## start

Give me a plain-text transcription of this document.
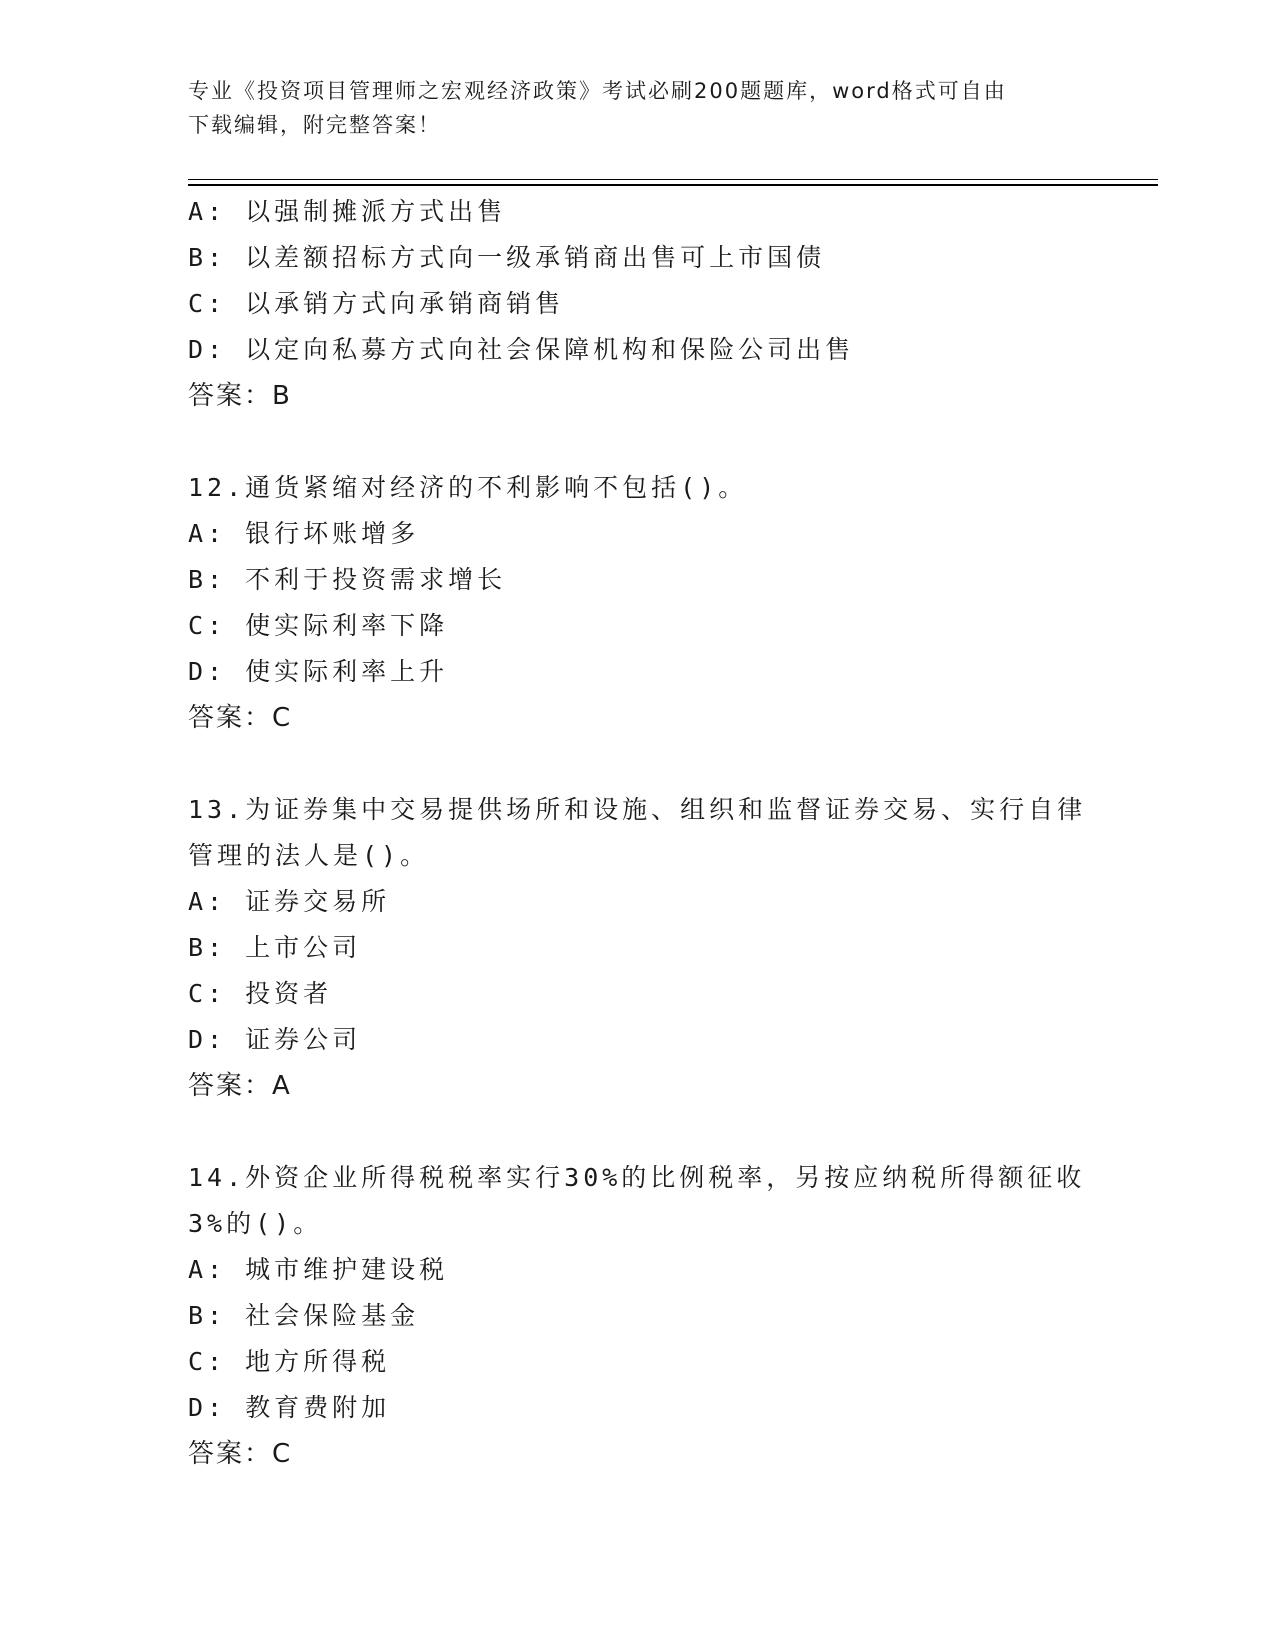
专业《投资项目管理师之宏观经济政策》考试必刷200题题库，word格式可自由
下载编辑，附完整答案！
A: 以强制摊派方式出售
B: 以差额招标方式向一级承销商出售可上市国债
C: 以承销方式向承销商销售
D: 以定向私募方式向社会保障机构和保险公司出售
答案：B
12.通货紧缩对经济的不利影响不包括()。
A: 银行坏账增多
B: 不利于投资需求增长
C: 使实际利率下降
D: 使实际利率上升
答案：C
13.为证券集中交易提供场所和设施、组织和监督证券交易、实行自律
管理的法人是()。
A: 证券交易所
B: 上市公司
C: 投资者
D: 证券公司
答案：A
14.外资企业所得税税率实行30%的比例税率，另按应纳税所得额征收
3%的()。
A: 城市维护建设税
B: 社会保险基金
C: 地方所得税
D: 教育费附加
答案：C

## end

Quote everything in the listing above exactly; pictures are the only thing to omit.

Give me a plain-text transcription of this document.
专业《投资项目管理师之宏观经济政策》考试必刷200题题库，word格式可自由
下载编辑，附完整答案！
A: 以强制摊派方式出售
B: 以差额招标方式向一级承销商出售可上市国债
C: 以承销方式向承销商销售
D: 以定向私募方式向社会保障机构和保险公司出售
答案：B
12.通货紧缩对经济的不利影响不包括()。
A: 银行坏账增多
B: 不利于投资需求增长
C: 使实际利率下降
D: 使实际利率上升
答案：C
13.为证券集中交易提供场所和设施、组织和监督证券交易、实行自律
管理的法人是()。
A: 证券交易所
B: 上市公司
C: 投资者
D: 证券公司
答案：A
14.外资企业所得税税率实行30%的比例税率，另按应纳税所得额征收
3%的()。
A: 城市维护建设税
B: 社会保险基金
C: 地方所得税
D: 教育费附加
答案：C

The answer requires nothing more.